== TASK DATA
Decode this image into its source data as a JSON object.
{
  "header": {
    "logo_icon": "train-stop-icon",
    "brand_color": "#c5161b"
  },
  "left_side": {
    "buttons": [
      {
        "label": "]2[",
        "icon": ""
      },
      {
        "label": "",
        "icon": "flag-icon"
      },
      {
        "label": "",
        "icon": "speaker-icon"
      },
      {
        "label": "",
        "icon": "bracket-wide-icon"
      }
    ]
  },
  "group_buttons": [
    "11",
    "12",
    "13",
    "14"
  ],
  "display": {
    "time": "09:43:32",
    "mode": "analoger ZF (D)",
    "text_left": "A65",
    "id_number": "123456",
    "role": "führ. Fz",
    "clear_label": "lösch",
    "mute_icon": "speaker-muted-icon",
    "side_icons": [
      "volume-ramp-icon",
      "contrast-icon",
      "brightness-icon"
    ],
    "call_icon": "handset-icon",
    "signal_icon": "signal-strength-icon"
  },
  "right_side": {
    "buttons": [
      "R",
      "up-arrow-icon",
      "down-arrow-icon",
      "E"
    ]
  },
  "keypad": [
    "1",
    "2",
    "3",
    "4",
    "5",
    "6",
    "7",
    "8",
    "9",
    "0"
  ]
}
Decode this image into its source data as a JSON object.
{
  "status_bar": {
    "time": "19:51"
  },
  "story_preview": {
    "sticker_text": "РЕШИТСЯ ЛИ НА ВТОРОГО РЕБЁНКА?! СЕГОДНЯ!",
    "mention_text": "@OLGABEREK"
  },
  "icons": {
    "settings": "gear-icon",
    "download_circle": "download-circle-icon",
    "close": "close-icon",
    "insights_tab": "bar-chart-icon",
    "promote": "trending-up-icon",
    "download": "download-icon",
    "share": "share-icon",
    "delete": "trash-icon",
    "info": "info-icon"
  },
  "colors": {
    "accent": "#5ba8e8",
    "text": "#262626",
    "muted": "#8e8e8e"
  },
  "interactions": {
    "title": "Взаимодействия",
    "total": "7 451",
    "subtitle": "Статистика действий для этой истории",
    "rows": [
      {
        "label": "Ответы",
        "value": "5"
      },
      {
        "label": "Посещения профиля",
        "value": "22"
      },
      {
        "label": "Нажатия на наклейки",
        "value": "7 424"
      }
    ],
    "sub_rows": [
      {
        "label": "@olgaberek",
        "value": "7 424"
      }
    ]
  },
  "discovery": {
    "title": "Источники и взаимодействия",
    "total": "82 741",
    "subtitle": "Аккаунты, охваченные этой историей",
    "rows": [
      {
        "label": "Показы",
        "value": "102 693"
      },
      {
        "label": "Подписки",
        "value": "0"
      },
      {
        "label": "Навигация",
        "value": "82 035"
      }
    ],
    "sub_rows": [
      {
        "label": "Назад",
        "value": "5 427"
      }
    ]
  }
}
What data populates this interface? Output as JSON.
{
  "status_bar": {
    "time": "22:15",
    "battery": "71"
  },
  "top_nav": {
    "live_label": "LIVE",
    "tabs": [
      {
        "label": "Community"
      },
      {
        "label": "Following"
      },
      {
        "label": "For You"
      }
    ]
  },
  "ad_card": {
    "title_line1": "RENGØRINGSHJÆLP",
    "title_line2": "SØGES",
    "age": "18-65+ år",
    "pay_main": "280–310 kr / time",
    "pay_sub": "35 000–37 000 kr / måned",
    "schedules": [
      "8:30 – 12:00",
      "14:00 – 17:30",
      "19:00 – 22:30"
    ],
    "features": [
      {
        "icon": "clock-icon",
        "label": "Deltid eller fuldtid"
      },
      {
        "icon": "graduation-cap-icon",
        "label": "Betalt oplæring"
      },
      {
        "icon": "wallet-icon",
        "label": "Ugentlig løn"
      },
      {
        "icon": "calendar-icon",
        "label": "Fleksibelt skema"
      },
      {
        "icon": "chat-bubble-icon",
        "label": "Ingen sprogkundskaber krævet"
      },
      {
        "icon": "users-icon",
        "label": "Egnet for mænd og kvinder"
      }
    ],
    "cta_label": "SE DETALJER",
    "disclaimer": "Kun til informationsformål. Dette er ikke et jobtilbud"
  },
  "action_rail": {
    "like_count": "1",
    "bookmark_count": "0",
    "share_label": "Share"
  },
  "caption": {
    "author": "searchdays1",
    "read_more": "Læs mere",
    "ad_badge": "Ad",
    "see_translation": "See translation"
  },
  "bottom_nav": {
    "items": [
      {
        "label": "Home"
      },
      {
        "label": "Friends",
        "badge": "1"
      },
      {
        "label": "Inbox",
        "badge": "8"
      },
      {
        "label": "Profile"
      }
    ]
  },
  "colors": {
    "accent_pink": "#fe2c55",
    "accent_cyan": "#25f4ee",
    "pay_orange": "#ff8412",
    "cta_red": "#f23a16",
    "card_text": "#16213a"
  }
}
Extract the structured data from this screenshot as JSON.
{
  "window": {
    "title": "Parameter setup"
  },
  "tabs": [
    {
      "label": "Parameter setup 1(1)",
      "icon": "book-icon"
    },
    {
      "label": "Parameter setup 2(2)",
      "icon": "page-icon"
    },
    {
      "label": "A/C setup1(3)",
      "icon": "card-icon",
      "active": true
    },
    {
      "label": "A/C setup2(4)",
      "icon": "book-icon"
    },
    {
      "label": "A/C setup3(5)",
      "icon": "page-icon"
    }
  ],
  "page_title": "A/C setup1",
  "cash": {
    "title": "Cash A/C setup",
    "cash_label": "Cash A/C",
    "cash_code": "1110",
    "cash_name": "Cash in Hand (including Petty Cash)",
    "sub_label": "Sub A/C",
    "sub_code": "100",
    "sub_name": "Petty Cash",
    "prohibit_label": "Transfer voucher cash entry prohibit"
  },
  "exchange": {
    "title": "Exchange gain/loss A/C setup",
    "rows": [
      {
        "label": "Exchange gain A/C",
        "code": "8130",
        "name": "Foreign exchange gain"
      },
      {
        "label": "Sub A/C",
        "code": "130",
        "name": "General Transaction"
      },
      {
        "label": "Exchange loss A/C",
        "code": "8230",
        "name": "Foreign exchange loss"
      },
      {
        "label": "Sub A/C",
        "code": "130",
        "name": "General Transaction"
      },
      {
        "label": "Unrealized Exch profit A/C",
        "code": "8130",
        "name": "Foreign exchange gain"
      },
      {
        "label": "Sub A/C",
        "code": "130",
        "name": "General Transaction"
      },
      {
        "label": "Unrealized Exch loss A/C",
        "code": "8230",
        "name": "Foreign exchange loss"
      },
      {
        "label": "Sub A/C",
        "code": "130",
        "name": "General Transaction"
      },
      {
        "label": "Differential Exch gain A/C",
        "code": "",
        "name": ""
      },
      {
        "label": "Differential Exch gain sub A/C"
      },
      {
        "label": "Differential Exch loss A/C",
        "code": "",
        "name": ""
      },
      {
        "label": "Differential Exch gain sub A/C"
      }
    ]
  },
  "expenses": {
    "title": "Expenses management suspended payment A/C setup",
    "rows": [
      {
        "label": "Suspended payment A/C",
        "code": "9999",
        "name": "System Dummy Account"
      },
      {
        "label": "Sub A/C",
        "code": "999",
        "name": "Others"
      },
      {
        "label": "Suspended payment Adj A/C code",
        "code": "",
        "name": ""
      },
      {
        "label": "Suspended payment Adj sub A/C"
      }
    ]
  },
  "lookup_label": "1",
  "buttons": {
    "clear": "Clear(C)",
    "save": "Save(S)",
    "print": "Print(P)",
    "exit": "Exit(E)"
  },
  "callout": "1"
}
====
* AIM
Write out each line of the data above again, exactly as given.

* WRITTEN REPLY
Decode this image into its source data as a JSON object.
{
  "header": {
    "logo_icon": "train-stop-icon",
    "brand_color": "#c5161b"
  },
  "left_side": {
    "buttons": [
      {
        "label": "]2[",
        "icon": ""
      },
      {
        "label": "",
        "icon": "flag-icon"
      },
      {
        "label": "",
        "icon": "speaker-icon"
      },
      {
        "label": "",
        "icon": "bracket-wide-icon"
      }
    ]
  },
  "group_buttons": [
    "11",
    "12",
    "13",
    "14"
  ],
  "display": {
    "time": "09:43:32",
    "mode": "analoger ZF (D)",
    "text_left": "A65",
    "id_number": "123456",
    "role": "führ. Fz",
    "clear_label": "lösch",
    "mute_icon": "speaker-muted-icon",
    "side_icons": [
      "volume-ramp-icon",
      "contrast-icon",
      "brightness-icon"
    ],
    "call_icon": "handset-icon",
    "signal_icon": "signal-strength-icon"
  },
  "right_side": {
    "buttons": [
      "R",
      "up-arrow-icon",
      "down-arrow-icon",
      "E"
    ]
  },
  "keypad": [
    "1",
    "2",
    "3",
    "4",
    "5",
    "6",
    "7",
    "8",
    "9",
    "0"
  ]
}
Decode this image into its source data as a JSON object.
{
  "status_bar": {
    "time": "19:51"
  },
  "story_preview": {
    "sticker_text": "РЕШИТСЯ ЛИ НА ВТОРОГО РЕБЁНКА?! СЕГОДНЯ!",
    "mention_text": "@OLGABEREK"
  },
  "icons": {
    "settings": "gear-icon",
    "download_circle": "download-circle-icon",
    "close": "close-icon",
    "insights_tab": "bar-chart-icon",
    "promote": "trending-up-icon",
    "download": "download-icon",
    "share": "share-icon",
    "delete": "trash-icon",
    "info": "info-icon"
  },
  "colors": {
    "accent": "#5ba8e8",
    "text": "#262626",
    "muted": "#8e8e8e"
  },
  "interactions": {
    "title": "Взаимодействия",
    "total": "7 451",
    "subtitle": "Статистика действий для этой истории",
    "rows": [
      {
        "label": "Ответы",
        "value": "5"
      },
      {
        "label": "Посещения профиля",
        "value": "22"
      },
      {
        "label": "Нажатия на наклейки",
        "value": "7 424"
      }
    ],
    "sub_rows": [
      {
        "label": "@olgaberek",
        "value": "7 424"
      }
    ]
  },
  "discovery": {
    "title": "Источники и взаимодействия",
    "total": "82 741",
    "subtitle": "Аккаунты, охваченные этой историей",
    "rows": [
      {
        "label": "Показы",
        "value": "102 693"
      },
      {
        "label": "Подписки",
        "value": "0"
      },
      {
        "label": "Навигация",
        "value": "82 035"
      }
    ],
    "sub_rows": [
      {
        "label": "Назад",
        "value": "5 427"
      }
    ]
  }
}
What data populates this interface? Output as JSON.
{
  "status_bar": {
    "time": "22:15",
    "battery": "71"
  },
  "top_nav": {
    "live_label": "LIVE",
    "tabs": [
      {
        "label": "Community"
      },
      {
        "label": "Following"
      },
      {
        "label": "For You"
      }
    ]
  },
  "ad_card": {
    "title_line1": "RENGØRINGSHJÆLP",
    "title_line2": "SØGES",
    "age": "18-65+ år",
    "pay_main": "280–310 kr / time",
    "pay_sub": "35 000–37 000 kr / måned",
    "schedules": [
      "8:30 – 12:00",
      "14:00 – 17:30",
      "19:00 – 22:30"
    ],
    "features": [
      {
        "icon": "clock-icon",
        "label": "Deltid eller fuldtid"
      },
      {
        "icon": "graduation-cap-icon",
        "label": "Betalt oplæring"
      },
      {
        "icon": "wallet-icon",
        "label": "Ugentlig løn"
      },
      {
        "icon": "calendar-icon",
        "label": "Fleksibelt skema"
      },
      {
        "icon": "chat-bubble-icon",
        "label": "Ingen sprogkundskaber krævet"
      },
      {
        "icon": "users-icon",
        "label": "Egnet for mænd og kvinder"
      }
    ],
    "cta_label": "SE DETALJER",
    "disclaimer": "Kun til informationsformål. Dette er ikke et jobtilbud"
  },
  "action_rail": {
    "like_count": "1",
    "bookmark_count": "0",
    "share_label": "Share"
  },
  "caption": {
    "author": "searchdays1",
    "read_more": "Læs mere",
    "ad_badge": "Ad",
    "see_translation": "See translation"
  },
  "bottom_nav": {
    "items": [
      {
        "label": "Home"
      },
      {
        "label": "Friends",
        "badge": "1"
      },
      {
        "label": "Inbox",
        "badge": "8"
      },
      {
        "label": "Profile"
      }
    ]
  },
  "colors": {
    "accent_pink": "#fe2c55",
    "accent_cyan": "#25f4ee",
    "pay_orange": "#ff8412",
    "cta_red": "#f23a16",
    "card_text": "#16213a"
  }
}
Extract the structured data from this screenshot as JSON.
{
  "window": {
    "title": "Parameter setup"
  },
  "tabs": [
    {
      "label": "Parameter setup 1(1)",
      "icon": "book-icon"
    },
    {
      "label": "Parameter setup 2(2)",
      "icon": "page-icon"
    },
    {
      "label": "A/C setup1(3)",
      "icon": "card-icon",
      "active": true
    },
    {
      "label": "A/C setup2(4)",
      "icon": "book-icon"
    },
    {
      "label": "A/C setup3(5)",
      "icon": "page-icon"
    }
  ],
  "page_title": "A/C setup1",
  "cash": {
    "title": "Cash A/C setup",
    "cash_label": "Cash A/C",
    "cash_code": "1110",
    "cash_name": "Cash in Hand (including Petty Cash)",
    "sub_label": "Sub A/C",
    "sub_code": "100",
    "sub_name": "Petty Cash",
    "prohibit_label": "Transfer voucher cash entry prohibit"
  },
  "exchange": {
    "title": "Exchange gain/loss A/C setup",
    "rows": [
      {
        "label": "Exchange gain A/C",
        "code": "8130",
        "name": "Foreign exchange gain"
      },
      {
        "label": "Sub A/C",
        "code": "130",
        "name": "General Transaction"
      },
      {
        "label": "Exchange loss A/C",
        "code": "8230",
        "name": "Foreign exchange loss"
      },
      {
        "label": "Sub A/C",
        "code": "130",
        "name": "General Transaction"
      },
      {
        "label": "Unrealized Exch profit A/C",
        "code": "8130",
        "name": "Foreign exchange gain"
      },
      {
        "label": "Sub A/C",
        "code": "130",
        "name": "General Transaction"
      },
      {
        "label": "Unrealized Exch loss A/C",
        "code": "8230",
        "name": "Foreign exchange loss"
      },
      {
        "label": "Sub A/C",
        "code": "130",
        "name": "General Transaction"
      },
      {
        "label": "Differential Exch gain A/C",
        "code": "",
        "name": ""
      },
      {
        "label": "Differential Exch gain sub A/C"
      },
      {
        "label": "Differential Exch loss A/C",
        "code": "",
        "name": ""
      },
      {
        "label": "Differential Exch gain sub A/C"
      }
    ]
  },
  "expenses": {
    "title": "Expenses management suspended payment A/C setup",
    "rows": [
      {
        "label": "Suspended payment A/C",
        "code": "9999",
        "name": "System Dummy Account"
      },
      {
        "label": "Sub A/C",
        "code": "999",
        "name": "Others"
      },
      {
        "label": "Suspended payment Adj A/C code",
        "code": "",
        "name": ""
      },
      {
        "label": "Suspended payment Adj sub A/C"
      }
    ]
  },
  "lookup_label": "1",
  "buttons": {
    "clear": "Clear(C)",
    "save": "Save(S)",
    "print": "Print(P)",
    "exit": "Exit(E)"
  },
  "callout": "1"
}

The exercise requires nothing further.